**Problem description:**
Take all the material and copy it exactly.

**Material for this task:**
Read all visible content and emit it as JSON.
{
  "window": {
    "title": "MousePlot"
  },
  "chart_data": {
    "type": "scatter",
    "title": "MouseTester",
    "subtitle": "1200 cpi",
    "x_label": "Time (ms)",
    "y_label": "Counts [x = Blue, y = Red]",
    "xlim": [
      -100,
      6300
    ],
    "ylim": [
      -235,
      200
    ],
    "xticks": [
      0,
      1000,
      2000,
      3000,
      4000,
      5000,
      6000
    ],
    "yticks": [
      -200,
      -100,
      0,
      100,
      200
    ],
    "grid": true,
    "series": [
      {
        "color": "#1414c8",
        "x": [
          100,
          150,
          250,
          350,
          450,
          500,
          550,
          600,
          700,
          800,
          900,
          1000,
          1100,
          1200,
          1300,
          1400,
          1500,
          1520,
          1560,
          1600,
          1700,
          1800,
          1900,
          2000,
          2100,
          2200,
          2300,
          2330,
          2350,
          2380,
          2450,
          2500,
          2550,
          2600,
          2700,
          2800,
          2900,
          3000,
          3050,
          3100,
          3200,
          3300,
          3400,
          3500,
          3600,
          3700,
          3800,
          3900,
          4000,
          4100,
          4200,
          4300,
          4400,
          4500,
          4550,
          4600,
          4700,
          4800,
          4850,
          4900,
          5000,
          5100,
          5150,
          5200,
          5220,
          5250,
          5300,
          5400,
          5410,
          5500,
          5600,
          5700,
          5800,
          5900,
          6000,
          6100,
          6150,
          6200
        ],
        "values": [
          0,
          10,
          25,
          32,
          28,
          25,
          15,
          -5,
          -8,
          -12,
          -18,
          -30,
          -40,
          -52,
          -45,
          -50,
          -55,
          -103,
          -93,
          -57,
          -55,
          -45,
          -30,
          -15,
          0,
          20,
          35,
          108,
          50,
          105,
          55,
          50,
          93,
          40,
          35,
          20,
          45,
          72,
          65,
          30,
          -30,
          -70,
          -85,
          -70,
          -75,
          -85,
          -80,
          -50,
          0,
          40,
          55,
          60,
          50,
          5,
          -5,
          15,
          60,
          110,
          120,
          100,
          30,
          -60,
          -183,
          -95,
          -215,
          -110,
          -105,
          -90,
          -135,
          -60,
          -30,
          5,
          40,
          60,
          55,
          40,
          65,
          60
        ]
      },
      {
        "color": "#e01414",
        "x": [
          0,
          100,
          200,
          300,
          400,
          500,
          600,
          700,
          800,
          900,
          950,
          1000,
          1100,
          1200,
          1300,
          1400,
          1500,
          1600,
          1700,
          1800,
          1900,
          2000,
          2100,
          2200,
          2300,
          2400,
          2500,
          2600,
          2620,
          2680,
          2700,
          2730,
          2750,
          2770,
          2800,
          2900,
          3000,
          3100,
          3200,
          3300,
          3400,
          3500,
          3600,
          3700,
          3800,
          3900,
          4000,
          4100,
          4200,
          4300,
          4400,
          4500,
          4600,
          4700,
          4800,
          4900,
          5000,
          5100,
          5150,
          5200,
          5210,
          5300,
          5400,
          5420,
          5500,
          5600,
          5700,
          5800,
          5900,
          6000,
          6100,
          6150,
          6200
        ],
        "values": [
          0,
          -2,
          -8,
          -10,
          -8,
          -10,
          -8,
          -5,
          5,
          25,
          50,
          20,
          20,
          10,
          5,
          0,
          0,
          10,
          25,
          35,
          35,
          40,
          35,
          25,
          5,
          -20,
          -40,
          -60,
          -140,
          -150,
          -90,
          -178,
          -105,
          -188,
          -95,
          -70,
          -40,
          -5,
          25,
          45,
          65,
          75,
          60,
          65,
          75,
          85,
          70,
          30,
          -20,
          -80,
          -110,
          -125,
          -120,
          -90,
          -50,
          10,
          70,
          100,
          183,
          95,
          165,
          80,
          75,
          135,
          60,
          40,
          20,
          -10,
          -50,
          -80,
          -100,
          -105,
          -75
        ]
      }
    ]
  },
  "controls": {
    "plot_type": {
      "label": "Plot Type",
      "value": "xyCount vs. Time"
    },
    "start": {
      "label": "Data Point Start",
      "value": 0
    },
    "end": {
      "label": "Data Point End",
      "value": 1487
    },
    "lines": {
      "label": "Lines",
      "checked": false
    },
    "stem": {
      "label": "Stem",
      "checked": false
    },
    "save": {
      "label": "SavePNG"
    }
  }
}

**Response to this task:**
Read all visible content and emit it as JSON.
{
  "window": {
    "title": "MousePlot"
  },
  "chart_data": {
    "type": "scatter",
    "title": "MouseTester",
    "subtitle": "1200 cpi",
    "x_label": "Time (ms)",
    "y_label": "Counts [x = Blue, y = Red]",
    "xlim": [
      -100,
      6300
    ],
    "ylim": [
      -235,
      200
    ],
    "xticks": [
      0,
      1000,
      2000,
      3000,
      4000,
      5000,
      6000
    ],
    "yticks": [
      -200,
      -100,
      0,
      100,
      200
    ],
    "grid": true,
    "series": [
      {
        "color": "#1414c8",
        "x": [
          100,
          150,
          250,
          350,
          450,
          500,
          550,
          600,
          700,
          800,
          900,
          1000,
          1100,
          1200,
          1300,
          1400,
          1500,
          1520,
          1560,
          1600,
          1700,
          1800,
          1900,
          2000,
          2100,
          2200,
          2300,
          2330,
          2350,
          2380,
          2450,
          2500,
          2550,
          2600,
          2700,
          2800,
          2900,
          3000,
          3050,
          3100,
          3200,
          3300,
          3400,
          3500,
          3600,
          3700,
          3800,
          3900,
          4000,
          4100,
          4200,
          4300,
          4400,
          4500,
          4550,
          4600,
          4700,
          4800,
          4850,
          4900,
          5000,
          5100,
          5150,
          5200,
          5220,
          5250,
          5300,
          5400,
          5410,
          5500,
          5600,
          5700,
          5800,
          5900,
          6000,
          6100,
          6150,
          6200
        ],
        "values": [
          0,
          10,
          25,
          32,
          28,
          25,
          15,
          -5,
          -8,
          -12,
          -18,
          -30,
          -40,
          -52,
          -45,
          -50,
          -55,
          -103,
          -93,
          -57,
          -55,
          -45,
          -30,
          -15,
          0,
          20,
          35,
          108,
          50,
          105,
          55,
          50,
          93,
          40,
          35,
          20,
          45,
          72,
          65,
          30,
          -30,
          -70,
          -85,
          -70,
          -75,
          -85,
          -80,
          -50,
          0,
          40,
          55,
          60,
          50,
          5,
          -5,
          15,
          60,
          110,
          120,
          100,
          30,
          -60,
          -183,
          -95,
          -215,
          -110,
          -105,
          -90,
          -135,
          -60,
          -30,
          5,
          40,
          60,
          55,
          40,
          65,
          60
        ]
      },
      {
        "color": "#e01414",
        "x": [
          0,
          100,
          200,
          300,
          400,
          500,
          600,
          700,
          800,
          900,
          950,
          1000,
          1100,
          1200,
          1300,
          1400,
          1500,
          1600,
          1700,
          1800,
          1900,
          2000,
          2100,
          2200,
          2300,
          2400,
          2500,
          2600,
          2620,
          2680,
          2700,
          2730,
          2750,
          2770,
          2800,
          2900,
          3000,
          3100,
          3200,
          3300,
          3400,
          3500,
          3600,
          3700,
          3800,
          3900,
          4000,
          4100,
          4200,
          4300,
          4400,
          4500,
          4600,
          4700,
          4800,
          4900,
          5000,
          5100,
          5150,
          5200,
          5210,
          5300,
          5400,
          5420,
          5500,
          5600,
          5700,
          5800,
          5900,
          6000,
          6100,
          6150,
          6200
        ],
        "values": [
          0,
          -2,
          -8,
          -10,
          -8,
          -10,
          -8,
          -5,
          5,
          25,
          50,
          20,
          20,
          10,
          5,
          0,
          0,
          10,
          25,
          35,
          35,
          40,
          35,
          25,
          5,
          -20,
          -40,
          -60,
          -140,
          -150,
          -90,
          -178,
          -105,
          -188,
          -95,
          -70,
          -40,
          -5,
          25,
          45,
          65,
          75,
          60,
          65,
          75,
          85,
          70,
          30,
          -20,
          -80,
          -110,
          -125,
          -120,
          -90,
          -50,
          10,
          70,
          100,
          183,
          95,
          165,
          80,
          75,
          135,
          60,
          40,
          20,
          -10,
          -50,
          -80,
          -100,
          -105,
          -75
        ]
      }
    ]
  },
  "controls": {
    "plot_type": {
      "label": "Plot Type",
      "value": "xyCount vs. Time"
    },
    "start": {
      "label": "Data Point Start",
      "value": 0
    },
    "end": {
      "label": "Data Point End",
      "value": 1487
    },
    "lines": {
      "label": "Lines",
      "checked": false
    },
    "stem": {
      "label": "Stem",
      "checked": false
    },
    "save": {
      "label": "SavePNG"
    }
  }
}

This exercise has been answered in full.